- **Aim of the task**
Set down the entries once more exactly as they were written.

══ Supplied entries ══

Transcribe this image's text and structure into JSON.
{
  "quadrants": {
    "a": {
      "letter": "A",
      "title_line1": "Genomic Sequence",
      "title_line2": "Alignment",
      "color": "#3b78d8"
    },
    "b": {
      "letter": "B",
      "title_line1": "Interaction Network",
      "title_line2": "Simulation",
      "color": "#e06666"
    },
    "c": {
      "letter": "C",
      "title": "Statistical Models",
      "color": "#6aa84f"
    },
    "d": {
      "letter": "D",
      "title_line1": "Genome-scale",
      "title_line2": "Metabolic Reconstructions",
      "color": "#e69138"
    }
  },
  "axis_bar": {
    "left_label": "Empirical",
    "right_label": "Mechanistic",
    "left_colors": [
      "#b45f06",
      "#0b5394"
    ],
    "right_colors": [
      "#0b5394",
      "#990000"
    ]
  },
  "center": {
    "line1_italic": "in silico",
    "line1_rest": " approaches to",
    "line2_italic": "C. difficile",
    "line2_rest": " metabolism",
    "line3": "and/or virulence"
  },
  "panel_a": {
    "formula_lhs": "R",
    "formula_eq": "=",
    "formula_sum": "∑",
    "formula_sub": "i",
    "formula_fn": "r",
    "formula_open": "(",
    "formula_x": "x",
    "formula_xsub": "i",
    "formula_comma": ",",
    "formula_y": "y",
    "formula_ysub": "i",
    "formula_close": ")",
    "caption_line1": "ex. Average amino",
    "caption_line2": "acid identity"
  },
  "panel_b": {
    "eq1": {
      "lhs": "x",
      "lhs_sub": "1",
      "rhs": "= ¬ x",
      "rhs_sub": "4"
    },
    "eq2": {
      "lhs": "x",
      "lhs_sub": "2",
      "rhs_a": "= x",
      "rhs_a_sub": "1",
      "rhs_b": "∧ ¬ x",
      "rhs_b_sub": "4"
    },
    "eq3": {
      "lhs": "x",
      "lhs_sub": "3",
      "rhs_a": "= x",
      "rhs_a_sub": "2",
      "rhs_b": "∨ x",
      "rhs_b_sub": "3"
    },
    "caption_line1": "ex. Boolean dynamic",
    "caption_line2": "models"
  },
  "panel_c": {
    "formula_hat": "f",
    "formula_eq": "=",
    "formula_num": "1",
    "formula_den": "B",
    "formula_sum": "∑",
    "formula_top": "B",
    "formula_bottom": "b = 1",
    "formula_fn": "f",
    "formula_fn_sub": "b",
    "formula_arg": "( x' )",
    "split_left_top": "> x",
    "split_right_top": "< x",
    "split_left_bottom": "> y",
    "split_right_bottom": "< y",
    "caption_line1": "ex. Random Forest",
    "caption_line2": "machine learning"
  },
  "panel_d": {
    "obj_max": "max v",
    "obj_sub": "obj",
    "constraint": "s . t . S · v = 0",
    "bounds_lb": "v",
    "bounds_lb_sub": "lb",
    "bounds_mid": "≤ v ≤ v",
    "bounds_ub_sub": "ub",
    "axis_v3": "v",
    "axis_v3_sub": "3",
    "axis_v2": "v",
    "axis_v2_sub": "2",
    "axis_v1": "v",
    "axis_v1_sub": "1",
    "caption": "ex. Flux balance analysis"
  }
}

═══

- **Exercise answer**
Transcribe this image's text and structure into JSON.
{
  "quadrants": {
    "a": {
      "letter": "A",
      "title_line1": "Genomic Sequence",
      "title_line2": "Alignment",
      "color": "#3b78d8"
    },
    "b": {
      "letter": "B",
      "title_line1": "Interaction Network",
      "title_line2": "Simulation",
      "color": "#e06666"
    },
    "c": {
      "letter": "C",
      "title": "Statistical Models",
      "color": "#6aa84f"
    },
    "d": {
      "letter": "D",
      "title_line1": "Genome-scale",
      "title_line2": "Metabolic Reconstructions",
      "color": "#e69138"
    }
  },
  "axis_bar": {
    "left_label": "Empirical",
    "right_label": "Mechanistic",
    "left_colors": [
      "#b45f06",
      "#0b5394"
    ],
    "right_colors": [
      "#0b5394",
      "#990000"
    ]
  },
  "center": {
    "line1_italic": "in silico",
    "line1_rest": " approaches to",
    "line2_italic": "C. difficile",
    "line2_rest": " metabolism",
    "line3": "and/or virulence"
  },
  "panel_a": {
    "formula_lhs": "R",
    "formula_eq": "=",
    "formula_sum": "∑",
    "formula_sub": "i",
    "formula_fn": "r",
    "formula_open": "(",
    "formula_x": "x",
    "formula_xsub": "i",
    "formula_comma": ",",
    "formula_y": "y",
    "formula_ysub": "i",
    "formula_close": ")",
    "caption_line1": "ex. Average amino",
    "caption_line2": "acid identity"
  },
  "panel_b": {
    "eq1": {
      "lhs": "x",
      "lhs_sub": "1",
      "rhs": "= ¬ x",
      "rhs_sub": "4"
    },
    "eq2": {
      "lhs": "x",
      "lhs_sub": "2",
      "rhs_a": "= x",
      "rhs_a_sub": "1",
      "rhs_b": "∧ ¬ x",
      "rhs_b_sub": "4"
    },
    "eq3": {
      "lhs": "x",
      "lhs_sub": "3",
      "rhs_a": "= x",
      "rhs_a_sub": "2",
      "rhs_b": "∨ x",
      "rhs_b_sub": "3"
    },
    "caption_line1": "ex. Boolean dynamic",
    "caption_line2": "models"
  },
  "panel_c": {
    "formula_hat": "f",
    "formula_eq": "=",
    "formula_num": "1",
    "formula_den": "B",
    "formula_sum": "∑",
    "formula_top": "B",
    "formula_bottom": "b = 1",
    "formula_fn": "f",
    "formula_fn_sub": "b",
    "formula_arg": "( x' )",
    "split_left_top": "> x",
    "split_right_top": "< x",
    "split_left_bottom": "> y",
    "split_right_bottom": "< y",
    "caption_line1": "ex. Random Forest",
    "caption_line2": "machine learning"
  },
  "panel_d": {
    "obj_max": "max v",
    "obj_sub": "obj",
    "constraint": "s . t . S · v = 0",
    "bounds_lb": "v",
    "bounds_lb_sub": "lb",
    "bounds_mid": "≤ v ≤ v",
    "bounds_ub_sub": "ub",
    "axis_v3": "v",
    "axis_v3_sub": "3",
    "axis_v2": "v",
    "axis_v2_sub": "2",
    "axis_v1": "v",
    "axis_v1_sub": "1",
    "caption": "ex. Flux balance analysis"
  }
}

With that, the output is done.